EXERCISE TASK:
In the records below, count every line containing "chemicals". Reply with the number only.

DATA PROVIDED:
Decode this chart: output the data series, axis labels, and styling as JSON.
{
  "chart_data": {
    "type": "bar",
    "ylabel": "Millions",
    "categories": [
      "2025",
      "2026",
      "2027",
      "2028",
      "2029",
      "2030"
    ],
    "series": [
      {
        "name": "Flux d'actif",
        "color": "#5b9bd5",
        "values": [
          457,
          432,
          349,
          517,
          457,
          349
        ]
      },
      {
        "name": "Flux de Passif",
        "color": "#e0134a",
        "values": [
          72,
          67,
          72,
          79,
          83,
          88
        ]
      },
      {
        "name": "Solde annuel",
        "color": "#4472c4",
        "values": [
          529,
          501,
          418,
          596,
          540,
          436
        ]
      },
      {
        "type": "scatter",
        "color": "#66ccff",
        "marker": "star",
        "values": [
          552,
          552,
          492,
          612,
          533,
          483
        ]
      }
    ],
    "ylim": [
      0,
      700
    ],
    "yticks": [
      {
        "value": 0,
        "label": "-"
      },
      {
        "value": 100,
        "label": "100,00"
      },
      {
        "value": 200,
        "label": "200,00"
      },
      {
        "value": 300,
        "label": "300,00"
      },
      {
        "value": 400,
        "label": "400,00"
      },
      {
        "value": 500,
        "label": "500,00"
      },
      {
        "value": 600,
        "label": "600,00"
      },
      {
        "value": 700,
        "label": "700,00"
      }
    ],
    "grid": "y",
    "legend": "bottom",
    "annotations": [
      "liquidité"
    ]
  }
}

--

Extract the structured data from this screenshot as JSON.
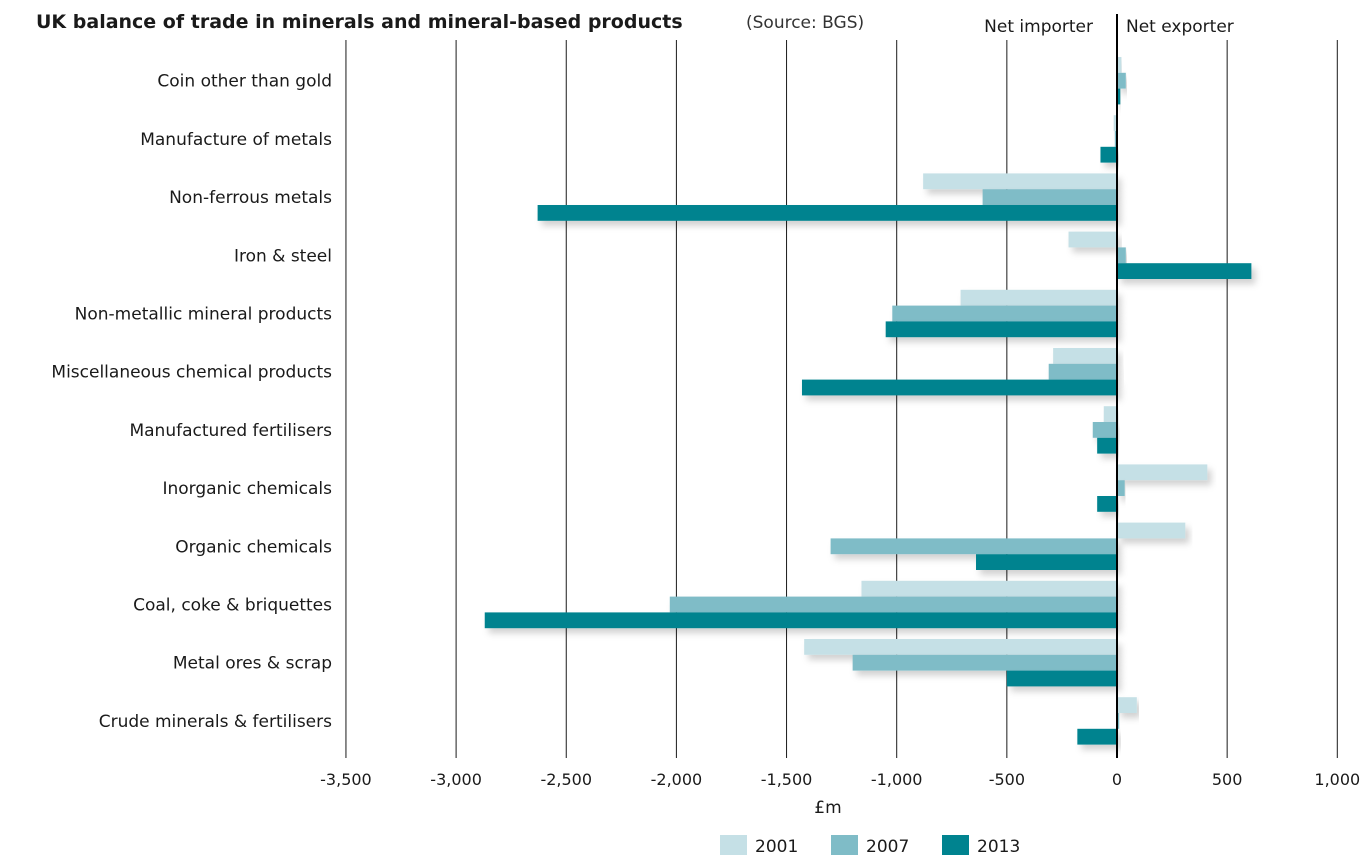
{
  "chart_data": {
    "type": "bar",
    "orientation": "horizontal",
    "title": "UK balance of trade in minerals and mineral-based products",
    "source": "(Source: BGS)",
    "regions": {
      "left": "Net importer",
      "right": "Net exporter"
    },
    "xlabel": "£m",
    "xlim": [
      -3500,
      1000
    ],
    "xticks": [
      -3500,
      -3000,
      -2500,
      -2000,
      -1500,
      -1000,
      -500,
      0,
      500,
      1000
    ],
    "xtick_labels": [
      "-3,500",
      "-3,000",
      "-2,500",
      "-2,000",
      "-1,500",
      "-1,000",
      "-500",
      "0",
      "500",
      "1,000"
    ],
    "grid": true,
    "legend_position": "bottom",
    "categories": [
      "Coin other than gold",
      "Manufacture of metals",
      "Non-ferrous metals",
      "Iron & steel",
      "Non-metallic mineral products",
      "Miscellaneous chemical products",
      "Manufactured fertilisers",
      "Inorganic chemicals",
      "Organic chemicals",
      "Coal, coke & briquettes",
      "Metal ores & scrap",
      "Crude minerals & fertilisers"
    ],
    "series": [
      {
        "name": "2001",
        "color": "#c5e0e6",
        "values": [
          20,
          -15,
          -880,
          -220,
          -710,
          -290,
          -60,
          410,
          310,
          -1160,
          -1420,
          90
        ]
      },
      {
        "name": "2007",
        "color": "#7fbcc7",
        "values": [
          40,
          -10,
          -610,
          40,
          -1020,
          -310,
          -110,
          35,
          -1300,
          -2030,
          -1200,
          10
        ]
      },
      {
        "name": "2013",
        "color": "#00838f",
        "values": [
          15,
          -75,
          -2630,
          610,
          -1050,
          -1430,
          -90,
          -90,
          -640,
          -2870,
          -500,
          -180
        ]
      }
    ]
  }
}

...

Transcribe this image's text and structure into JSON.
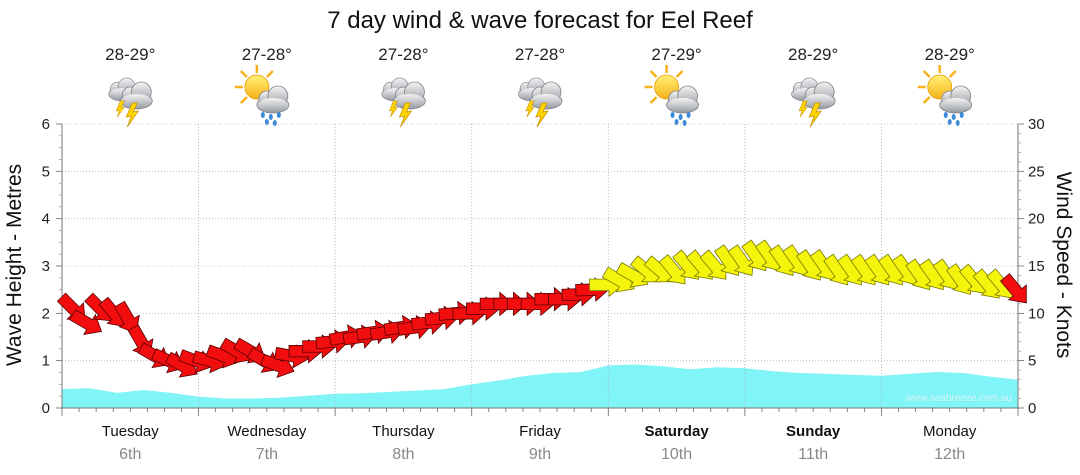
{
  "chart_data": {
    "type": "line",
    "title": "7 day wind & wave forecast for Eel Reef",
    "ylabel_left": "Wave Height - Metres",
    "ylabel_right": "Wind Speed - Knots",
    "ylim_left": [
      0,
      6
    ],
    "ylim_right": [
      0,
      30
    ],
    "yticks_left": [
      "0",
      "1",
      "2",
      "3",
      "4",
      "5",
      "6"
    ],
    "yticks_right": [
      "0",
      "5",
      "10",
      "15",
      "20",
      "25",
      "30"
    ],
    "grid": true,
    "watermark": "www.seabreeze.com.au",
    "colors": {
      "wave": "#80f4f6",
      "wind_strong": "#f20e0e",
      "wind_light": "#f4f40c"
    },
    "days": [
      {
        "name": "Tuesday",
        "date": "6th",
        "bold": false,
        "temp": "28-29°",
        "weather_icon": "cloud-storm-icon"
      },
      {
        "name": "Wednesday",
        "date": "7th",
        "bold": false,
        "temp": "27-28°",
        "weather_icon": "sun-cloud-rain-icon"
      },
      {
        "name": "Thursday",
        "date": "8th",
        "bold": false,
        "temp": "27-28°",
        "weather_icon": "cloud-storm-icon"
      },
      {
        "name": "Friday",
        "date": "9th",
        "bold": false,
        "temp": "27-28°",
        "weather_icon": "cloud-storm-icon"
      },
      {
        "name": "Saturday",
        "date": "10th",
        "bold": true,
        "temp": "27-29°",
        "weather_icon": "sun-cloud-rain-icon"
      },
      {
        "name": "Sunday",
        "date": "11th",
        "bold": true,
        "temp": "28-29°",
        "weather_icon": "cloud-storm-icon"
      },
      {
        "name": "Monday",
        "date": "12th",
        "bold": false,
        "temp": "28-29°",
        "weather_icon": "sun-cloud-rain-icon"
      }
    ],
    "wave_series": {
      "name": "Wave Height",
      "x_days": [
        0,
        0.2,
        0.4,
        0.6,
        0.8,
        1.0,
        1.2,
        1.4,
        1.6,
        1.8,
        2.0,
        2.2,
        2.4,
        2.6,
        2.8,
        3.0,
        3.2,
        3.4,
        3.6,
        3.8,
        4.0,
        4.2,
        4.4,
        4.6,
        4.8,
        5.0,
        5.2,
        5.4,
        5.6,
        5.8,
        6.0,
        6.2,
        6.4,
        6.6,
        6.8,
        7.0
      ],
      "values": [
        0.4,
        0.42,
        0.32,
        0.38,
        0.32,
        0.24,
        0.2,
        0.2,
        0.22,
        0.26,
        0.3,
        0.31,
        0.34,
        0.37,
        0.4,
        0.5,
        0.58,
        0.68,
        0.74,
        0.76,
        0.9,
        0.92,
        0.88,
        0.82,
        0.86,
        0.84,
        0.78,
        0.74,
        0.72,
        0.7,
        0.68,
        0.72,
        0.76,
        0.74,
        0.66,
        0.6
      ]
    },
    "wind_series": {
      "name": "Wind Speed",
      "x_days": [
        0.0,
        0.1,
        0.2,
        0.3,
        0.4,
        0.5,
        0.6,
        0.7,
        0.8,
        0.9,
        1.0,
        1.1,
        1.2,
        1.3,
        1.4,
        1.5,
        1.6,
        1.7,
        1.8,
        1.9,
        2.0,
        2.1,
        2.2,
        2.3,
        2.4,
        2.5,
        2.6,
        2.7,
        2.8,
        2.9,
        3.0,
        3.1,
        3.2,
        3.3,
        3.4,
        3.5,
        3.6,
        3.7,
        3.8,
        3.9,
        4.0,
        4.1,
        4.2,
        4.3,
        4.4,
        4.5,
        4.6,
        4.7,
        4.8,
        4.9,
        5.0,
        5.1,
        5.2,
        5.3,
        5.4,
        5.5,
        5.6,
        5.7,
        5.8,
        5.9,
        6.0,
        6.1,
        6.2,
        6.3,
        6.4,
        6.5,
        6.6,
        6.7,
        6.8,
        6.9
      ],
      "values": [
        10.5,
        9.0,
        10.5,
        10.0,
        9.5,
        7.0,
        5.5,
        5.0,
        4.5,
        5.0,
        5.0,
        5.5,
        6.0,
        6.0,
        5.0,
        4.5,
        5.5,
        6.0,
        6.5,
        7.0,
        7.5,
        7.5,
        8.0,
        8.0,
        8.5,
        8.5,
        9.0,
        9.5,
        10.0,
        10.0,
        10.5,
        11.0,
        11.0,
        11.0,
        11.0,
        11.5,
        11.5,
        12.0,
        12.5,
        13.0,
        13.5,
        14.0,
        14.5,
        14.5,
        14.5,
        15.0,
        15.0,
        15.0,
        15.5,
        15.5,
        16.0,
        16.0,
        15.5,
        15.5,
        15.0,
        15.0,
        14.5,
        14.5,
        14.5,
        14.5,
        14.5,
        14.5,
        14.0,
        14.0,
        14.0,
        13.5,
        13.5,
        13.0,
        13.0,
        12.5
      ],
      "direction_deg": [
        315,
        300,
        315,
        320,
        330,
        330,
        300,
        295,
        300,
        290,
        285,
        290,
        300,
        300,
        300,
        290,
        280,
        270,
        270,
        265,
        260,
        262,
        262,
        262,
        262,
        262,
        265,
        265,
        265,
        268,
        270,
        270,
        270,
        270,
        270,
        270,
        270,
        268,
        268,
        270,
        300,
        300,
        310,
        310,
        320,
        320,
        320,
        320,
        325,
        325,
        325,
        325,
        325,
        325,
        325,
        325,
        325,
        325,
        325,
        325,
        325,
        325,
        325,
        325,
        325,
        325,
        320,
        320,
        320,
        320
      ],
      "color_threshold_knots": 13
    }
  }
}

REPLY TO THE TASK:
2